- **Challenge**
How many of the lines contain the string "such"? Give the number, with no other words.

[Start of Input rows]

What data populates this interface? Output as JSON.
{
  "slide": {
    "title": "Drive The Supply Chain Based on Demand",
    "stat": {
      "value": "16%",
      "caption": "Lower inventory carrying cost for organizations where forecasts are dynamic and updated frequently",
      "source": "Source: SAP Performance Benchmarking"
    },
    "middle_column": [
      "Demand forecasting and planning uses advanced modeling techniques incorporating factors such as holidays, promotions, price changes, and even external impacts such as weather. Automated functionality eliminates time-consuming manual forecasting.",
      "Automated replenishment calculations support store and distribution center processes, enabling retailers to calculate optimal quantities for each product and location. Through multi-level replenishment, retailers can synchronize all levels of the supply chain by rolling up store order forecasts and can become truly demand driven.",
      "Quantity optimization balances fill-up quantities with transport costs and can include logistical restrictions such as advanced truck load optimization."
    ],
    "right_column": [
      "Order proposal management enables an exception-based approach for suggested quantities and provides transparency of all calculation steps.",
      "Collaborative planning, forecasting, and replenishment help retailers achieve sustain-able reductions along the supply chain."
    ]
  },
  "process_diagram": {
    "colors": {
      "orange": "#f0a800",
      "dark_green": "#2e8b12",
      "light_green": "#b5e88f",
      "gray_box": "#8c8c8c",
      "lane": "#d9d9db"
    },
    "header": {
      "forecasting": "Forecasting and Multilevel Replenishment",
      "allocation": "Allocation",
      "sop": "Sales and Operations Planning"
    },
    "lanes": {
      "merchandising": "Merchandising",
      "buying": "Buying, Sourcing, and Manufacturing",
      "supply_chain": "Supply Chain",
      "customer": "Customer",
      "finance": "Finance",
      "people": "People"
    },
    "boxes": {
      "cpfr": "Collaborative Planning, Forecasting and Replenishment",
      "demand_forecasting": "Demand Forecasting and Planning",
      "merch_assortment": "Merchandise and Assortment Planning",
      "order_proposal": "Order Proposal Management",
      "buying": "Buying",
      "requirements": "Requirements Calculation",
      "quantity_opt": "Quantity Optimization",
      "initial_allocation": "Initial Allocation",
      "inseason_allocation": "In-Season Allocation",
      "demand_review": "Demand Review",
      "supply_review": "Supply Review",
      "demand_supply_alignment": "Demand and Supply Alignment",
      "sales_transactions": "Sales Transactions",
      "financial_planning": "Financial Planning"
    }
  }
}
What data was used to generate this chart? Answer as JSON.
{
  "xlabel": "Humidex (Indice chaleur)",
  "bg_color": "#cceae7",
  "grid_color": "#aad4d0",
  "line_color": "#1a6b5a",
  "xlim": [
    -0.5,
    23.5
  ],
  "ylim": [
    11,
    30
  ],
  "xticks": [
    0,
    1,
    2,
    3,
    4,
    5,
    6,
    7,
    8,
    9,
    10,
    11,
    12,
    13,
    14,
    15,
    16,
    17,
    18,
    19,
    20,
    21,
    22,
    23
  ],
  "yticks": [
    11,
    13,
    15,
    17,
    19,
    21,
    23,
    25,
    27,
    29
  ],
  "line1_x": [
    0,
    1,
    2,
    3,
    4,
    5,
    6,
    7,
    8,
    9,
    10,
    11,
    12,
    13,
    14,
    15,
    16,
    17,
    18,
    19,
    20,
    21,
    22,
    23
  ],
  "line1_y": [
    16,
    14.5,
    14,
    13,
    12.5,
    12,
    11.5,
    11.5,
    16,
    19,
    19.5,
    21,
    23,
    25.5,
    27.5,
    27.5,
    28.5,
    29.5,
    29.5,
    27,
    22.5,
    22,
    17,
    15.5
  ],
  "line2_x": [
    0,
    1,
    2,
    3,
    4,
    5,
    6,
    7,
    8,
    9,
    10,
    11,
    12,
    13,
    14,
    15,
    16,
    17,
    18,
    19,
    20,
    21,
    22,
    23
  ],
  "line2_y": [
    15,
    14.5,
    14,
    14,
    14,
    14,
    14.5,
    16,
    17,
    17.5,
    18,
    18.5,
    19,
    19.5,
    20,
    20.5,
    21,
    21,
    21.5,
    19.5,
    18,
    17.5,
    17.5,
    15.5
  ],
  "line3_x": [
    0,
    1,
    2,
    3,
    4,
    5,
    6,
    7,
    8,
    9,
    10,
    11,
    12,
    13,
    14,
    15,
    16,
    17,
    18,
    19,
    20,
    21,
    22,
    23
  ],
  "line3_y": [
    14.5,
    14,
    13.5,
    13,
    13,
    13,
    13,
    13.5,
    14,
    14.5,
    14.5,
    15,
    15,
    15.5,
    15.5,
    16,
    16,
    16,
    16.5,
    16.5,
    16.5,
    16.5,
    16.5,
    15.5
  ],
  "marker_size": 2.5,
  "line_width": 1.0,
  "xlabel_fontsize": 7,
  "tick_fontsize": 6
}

[End of Input rows]

- **Exercise solution**
2